Dans l'extrait ci-dessous sur la bataille de la Marne, recopiez mot pour mot le passage qui va de « Il nous reste » à « de von Kluck. ».

(EXTRAIT FOURNI)
──────────
Singulière " retraite par ordre ". Et observez que la fuite se produit par le seul effet du canon français et sans que l'infanterie se soit même montrée. Car telle est, au fond, la raison de cette incompréhension relative où l'on est, de part et d'autre, du véritable caractère de la bataille. Les deux adversaires, s'abordant rarement, ne connaissent pas exactement les effets produits par leur artillerie à longue distance. Combats sans étreinte, panique sans contact, tel est le plus souvent le mystère de cette bataille de la Marne qui est, à tant de points de vue, comme la " répétition générale " ou la " première " d'une guerre nouvelle et dont les annales de l'histoire n'avaient jamais vu d'exemple.

Il nous reste à faire connaître le sort de ces deux corps arrivés à marches forcées à l'extrême droite (le IXe corps a tait 120 kilomètres en quarante heures), dans l'espoir de tourner l'armée Maunoury ou, en tout cas, de sauver les communications : le IIIe et le IXe corps. C'est la manœuvre désespérée de von Kluck.
──────────
(DONNÉES ENREGISTRÉES)
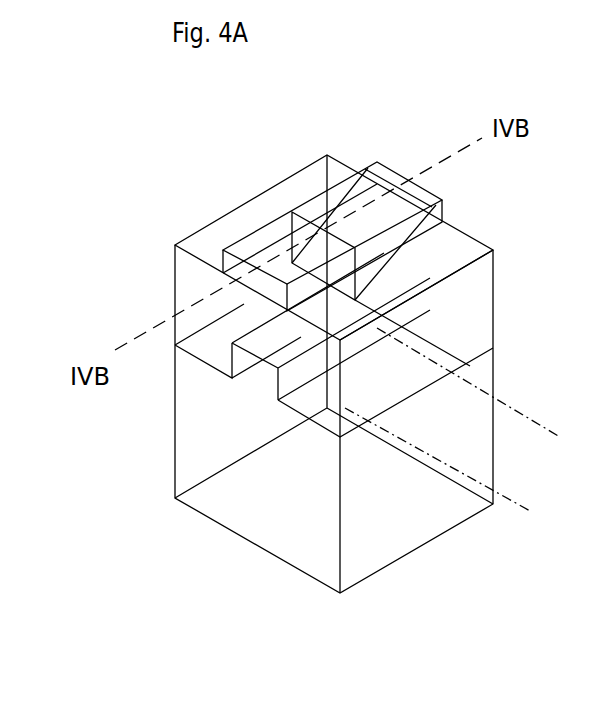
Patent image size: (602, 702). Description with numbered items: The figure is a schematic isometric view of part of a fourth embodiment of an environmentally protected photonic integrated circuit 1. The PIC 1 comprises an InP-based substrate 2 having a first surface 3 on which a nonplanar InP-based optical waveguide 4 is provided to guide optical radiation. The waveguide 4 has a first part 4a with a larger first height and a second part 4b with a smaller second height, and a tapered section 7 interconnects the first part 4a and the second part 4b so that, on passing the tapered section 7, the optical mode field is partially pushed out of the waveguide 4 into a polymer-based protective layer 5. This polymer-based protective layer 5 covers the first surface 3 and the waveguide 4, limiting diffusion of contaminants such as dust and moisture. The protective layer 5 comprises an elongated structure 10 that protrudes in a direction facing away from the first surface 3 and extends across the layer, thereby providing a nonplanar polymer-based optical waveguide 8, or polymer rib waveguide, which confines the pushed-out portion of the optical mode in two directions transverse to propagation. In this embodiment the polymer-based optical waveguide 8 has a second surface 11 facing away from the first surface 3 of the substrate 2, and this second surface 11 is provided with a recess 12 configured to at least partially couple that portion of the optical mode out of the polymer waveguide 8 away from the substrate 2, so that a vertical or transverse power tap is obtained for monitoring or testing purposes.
──────────
(EXERCICE CORRIGÉ)
Il nous reste à faire connaître le sort de ces deux corps arrivés à marches forcées à l'extrême droite (le IXe corps a tait 120 kilomètres en quarante heures), dans l'espoir de tourner l'armée Maunoury ou, en tout cas, de sauver les communications : le IIIe et le IXe corps. C'est la manœuvre désespérée de von Kluck.